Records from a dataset
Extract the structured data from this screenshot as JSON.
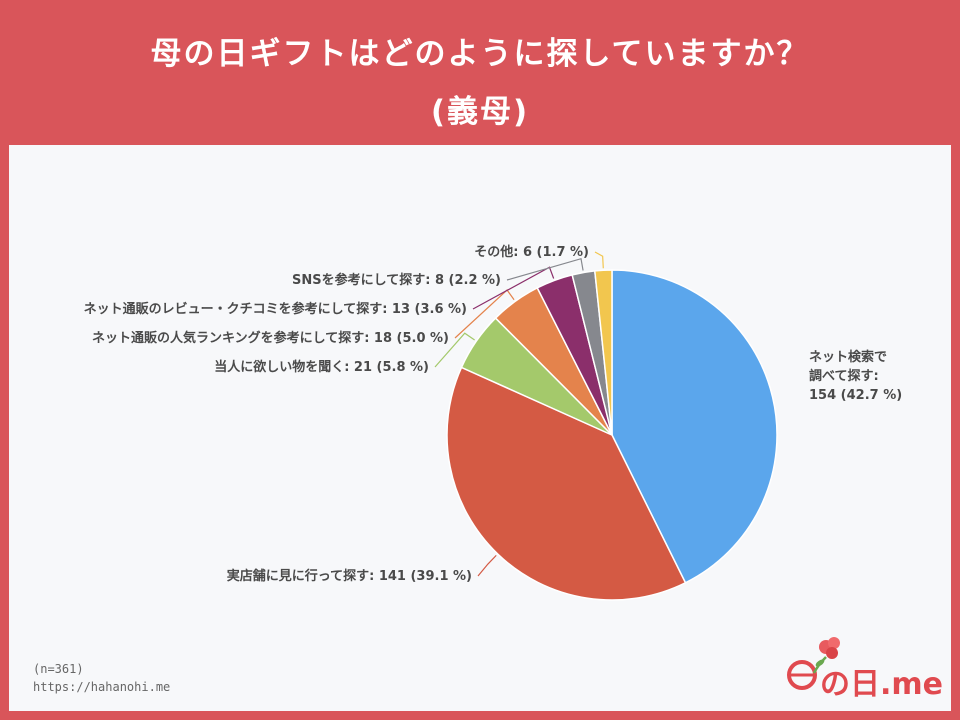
{
  "header": {
    "title_line1": "母の日ギフトはどのように探していますか？",
    "title_line2": "(義母)"
  },
  "chart_data": {
    "type": "pie",
    "start_angle_deg": 0,
    "direction": "clockwise",
    "slices": [
      {
        "label_lines": [
          "ネット検索で",
          "調べて探す:"
        ],
        "value_text": "154 (42.7 %)",
        "value": 154,
        "percent": 42.7,
        "color": "#5ba6ec"
      },
      {
        "label_lines": [
          "実店舗に見に行って探す: 141 (39.1 %)"
        ],
        "value_text": "",
        "value": 141,
        "percent": 39.1,
        "color": "#d45a44"
      },
      {
        "label_lines": [
          "当人に欲しい物を聞く: 21 (5.8 %)"
        ],
        "value_text": "",
        "value": 21,
        "percent": 5.8,
        "color": "#a4c96b"
      },
      {
        "label_lines": [
          "ネット通販の人気ランキングを参考にして探す: 18 (5.0 %)"
        ],
        "value_text": "",
        "value": 18,
        "percent": 5.0,
        "color": "#e4834c"
      },
      {
        "label_lines": [
          "ネット通販のレビュー・クチコミを参考にして探す: 13 (3.6 %)"
        ],
        "value_text": "",
        "value": 13,
        "percent": 3.6,
        "color": "#8b2f6b"
      },
      {
        "label_lines": [
          "SNSを参考にして探す: 8 (2.2 %)"
        ],
        "value_text": "",
        "value": 8,
        "percent": 2.2,
        "color": "#86888e"
      },
      {
        "label_lines": [
          "その他: 6 (1.7 %)"
        ],
        "value_text": "",
        "value": 6,
        "percent": 1.7,
        "color": "#f2c64e"
      }
    ]
  },
  "footer": {
    "sample_size": "(n=361)",
    "url": "https://hahanohi.me"
  },
  "logo": {
    "text": "の日.me"
  }
}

■ STATED TASK
Transcribe every entry above exactly. Omit all pictures.

■ SOLUTION TO THIS EXERCISE
Extract the structured data from this screenshot as JSON.
{
  "header": {
    "title_line1": "母の日ギフトはどのように探していますか？",
    "title_line2": "(義母)"
  },
  "chart_data": {
    "type": "pie",
    "start_angle_deg": 0,
    "direction": "clockwise",
    "slices": [
      {
        "label_lines": [
          "ネット検索で",
          "調べて探す:"
        ],
        "value_text": "154 (42.7 %)",
        "value": 154,
        "percent": 42.7,
        "color": "#5ba6ec"
      },
      {
        "label_lines": [
          "実店舗に見に行って探す: 141 (39.1 %)"
        ],
        "value_text": "",
        "value": 141,
        "percent": 39.1,
        "color": "#d45a44"
      },
      {
        "label_lines": [
          "当人に欲しい物を聞く: 21 (5.8 %)"
        ],
        "value_text": "",
        "value": 21,
        "percent": 5.8,
        "color": "#a4c96b"
      },
      {
        "label_lines": [
          "ネット通販の人気ランキングを参考にして探す: 18 (5.0 %)"
        ],
        "value_text": "",
        "value": 18,
        "percent": 5.0,
        "color": "#e4834c"
      },
      {
        "label_lines": [
          "ネット通販のレビュー・クチコミを参考にして探す: 13 (3.6 %)"
        ],
        "value_text": "",
        "value": 13,
        "percent": 3.6,
        "color": "#8b2f6b"
      },
      {
        "label_lines": [
          "SNSを参考にして探す: 8 (2.2 %)"
        ],
        "value_text": "",
        "value": 8,
        "percent": 2.2,
        "color": "#86888e"
      },
      {
        "label_lines": [
          "その他: 6 (1.7 %)"
        ],
        "value_text": "",
        "value": 6,
        "percent": 1.7,
        "color": "#f2c64e"
      }
    ]
  },
  "footer": {
    "sample_size": "(n=361)",
    "url": "https://hahanohi.me"
  },
  "logo": {
    "text": "の日.me"
  }
}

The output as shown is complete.